• _INSTRUCTIONS FOR THE TASK_:
From the line containing "Read out every word on this page." to the end of the data, retype every line exactly and nothing else. Drop the pictures.

----- RAW DATA

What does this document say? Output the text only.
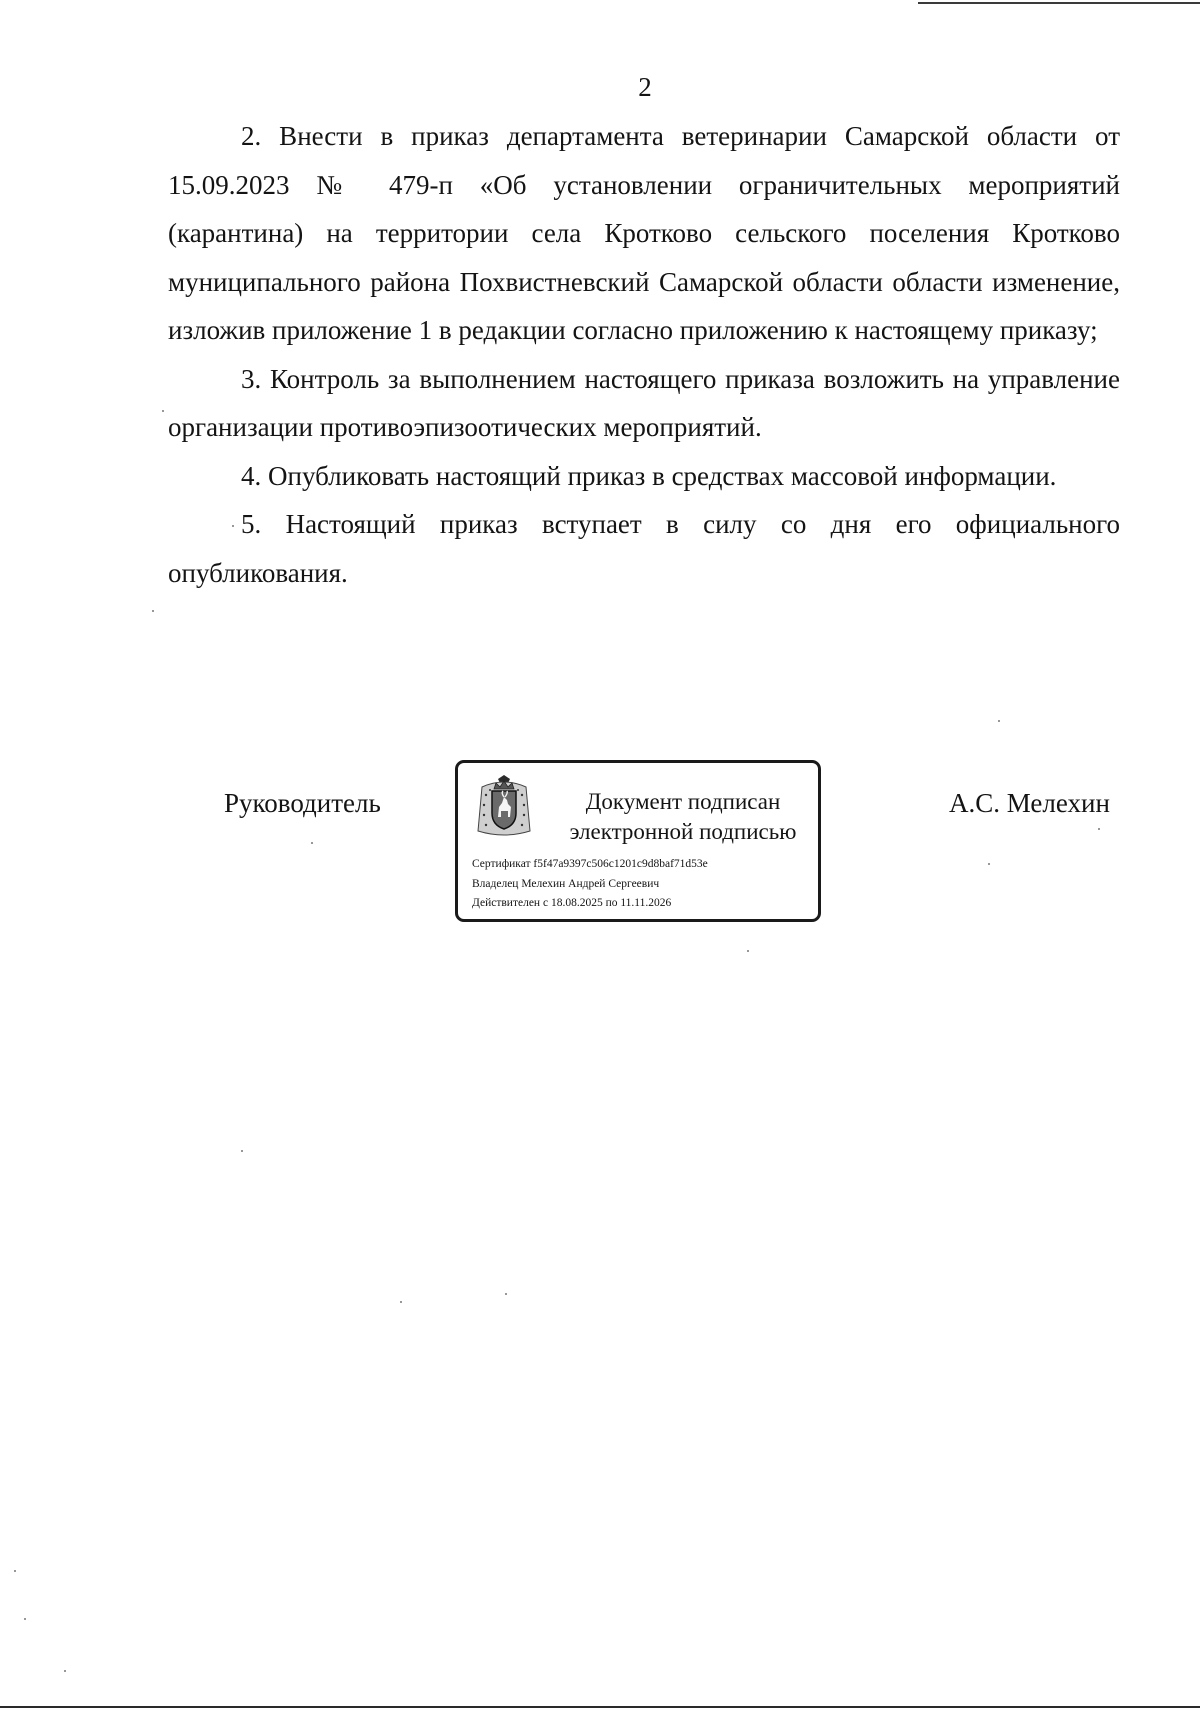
2

2. Внести в приказ департамента ветеринарии Самарской области от 15.09.2023 № 479-п «Об установлении ограничительных мероприятий (карантина) на территории села Кротково сельского поселения Кротково муниципального района Похвистневский Самарской области области изменение, изложив приложение 1 в редакции согласно приложению к настоящему приказу;

3. Контроль за выполнением настоящего приказа возложить на управление организации противоэпизоотических мероприятий.

4. Опубликовать настоящий приказ в средствах массовой информации.

5. Настоящий приказ вступает в силу со дня его официального опубликования.

Руководитель	Документ подписан
электронной подписью
Сертификат f5f47a9397c506c1201c9d8baf71d53e
Владелец Мелехин Андрей Сергеевич
Действителен с 18.08.2025 по 11.11.2026
А.С. Мелехин
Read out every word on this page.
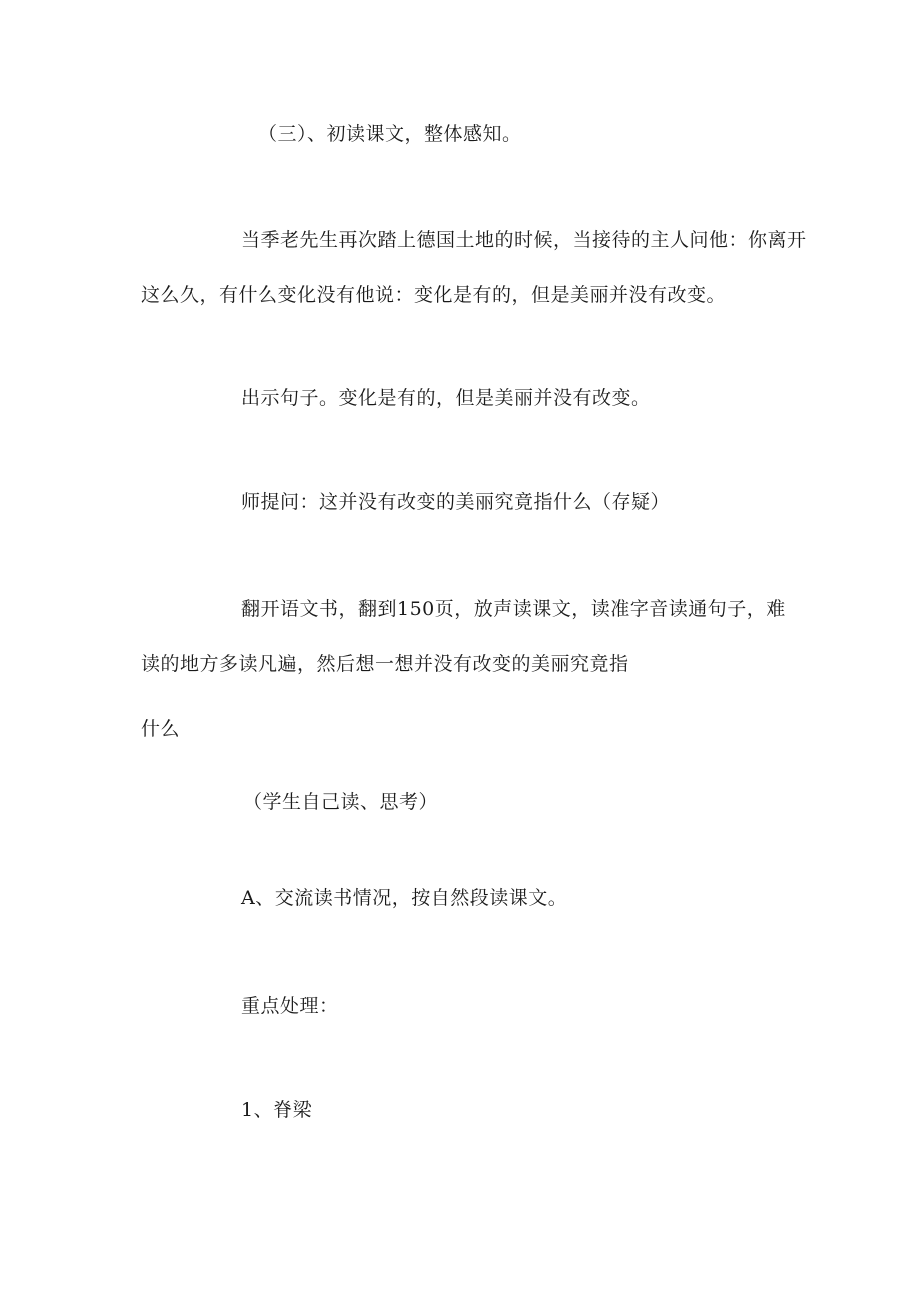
（三）、初读课文，整体感知。

当季老先生再次踏上德国土地的时候，当接待的主人问他：你离开

这么久，有什么变化没有他说：变化是有的，但是美丽并没有改变。

出示句子。变化是有的，但是美丽并没有改变。

师提问：这并没有改变的美丽究竟指什么（存疑）

翻开语文书，翻到150页，放声读课文，读准字音读通句子，难

读的地方多读凡遍，然后想一想并没有改变的美丽究竟指

什么

（学生自己读、思考）

A、交流读书情况，按自然段读课文。

重点处理：

1、脊梁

----------

• _ANSWER TO THIS EXERCISE_:
Read out every word on this page.
（三）、初读课文，整体感知。

当季老先生再次踏上德国土地的时候，当接待的主人问他：你离开

这么久，有什么变化没有他说：变化是有的，但是美丽并没有改变。

出示句子。变化是有的，但是美丽并没有改变。

师提问：这并没有改变的美丽究竟指什么（存疑）

翻开语文书，翻到150页，放声读课文，读准字音读通句子，难

读的地方多读凡遍，然后想一想并没有改变的美丽究竟指

什么

（学生自己读、思考）

A、交流读书情况，按自然段读课文。

重点处理：

1、脊梁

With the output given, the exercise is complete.